_TASK_.
Return all of the entries word for word, but omit the pictures they contain.

_PROVIDED RECORDS_.
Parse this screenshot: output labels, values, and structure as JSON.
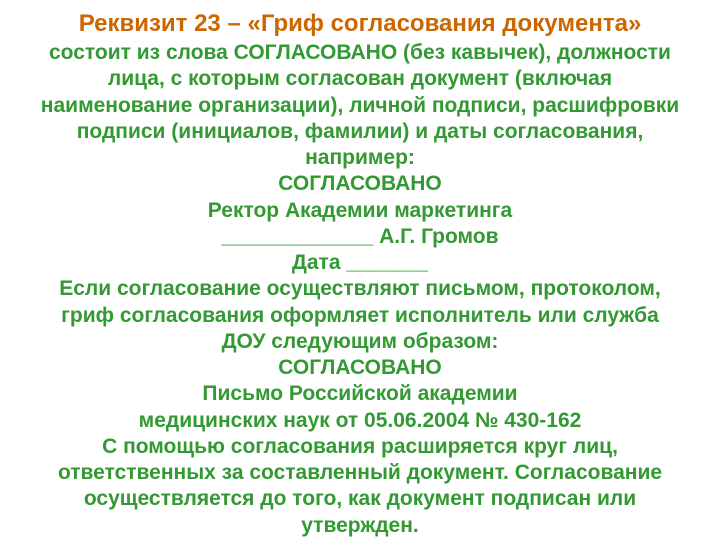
{
  "title_text": "Реквизит 23 – «Гриф согласования документа»",
  "title_color": "#cc6600",
  "title_fontsize": 24,
  "body_color": "#339933",
  "body_fontsize": 21,
  "lines": [
    "состоит из слова СОГЛАСОВАНО (без кавычек), должности",
    "лица, с которым согласован документ (включая",
    "наименование организации), личной подписи, расшифровки",
    "подписи (инициалов, фамилии) и даты согласования,",
    "например:",
    "СОГЛАСОВАНО",
    "Ректор Академии маркетинга",
    "_____________ А.Г. Громов",
    "Дата _______",
    "Если согласование осуществляют письмом, протоколом,",
    "гриф согласования оформляет исполнитель или служба",
    "ДОУ следующим образом:",
    "СОГЛАСОВАНО",
    "Письмо Российской академии",
    "медицинских наук от 05.06.2004 № 430-162",
    "С помощью согласования расширяется круг лиц,",
    "ответственных за составленный документ. Согласование",
    "осуществляется до того, как документ подписан или",
    "утвержден."
  ]
}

_REPLY_.
Parse this screenshot: output labels, values, and structure as JSON.
{
  "title_text": "Реквизит 23 – «Гриф согласования документа»",
  "title_color": "#cc6600",
  "title_fontsize": 24,
  "body_color": "#339933",
  "body_fontsize": 21,
  "lines": [
    "состоит из слова СОГЛАСОВАНО (без кавычек), должности",
    "лица, с которым согласован документ (включая",
    "наименование организации), личной подписи, расшифровки",
    "подписи (инициалов, фамилии) и даты согласования,",
    "например:",
    "СОГЛАСОВАНО",
    "Ректор Академии маркетинга",
    "_____________ А.Г. Громов",
    "Дата _______",
    "Если согласование осуществляют письмом, протоколом,",
    "гриф согласования оформляет исполнитель или служба",
    "ДОУ следующим образом:",
    "СОГЛАСОВАНО",
    "Письмо Российской академии",
    "медицинских наук от 05.06.2004 № 430-162",
    "С помощью согласования расширяется круг лиц,",
    "ответственных за составленный документ. Согласование",
    "осуществляется до того, как документ подписан или",
    "утвержден."
  ]
}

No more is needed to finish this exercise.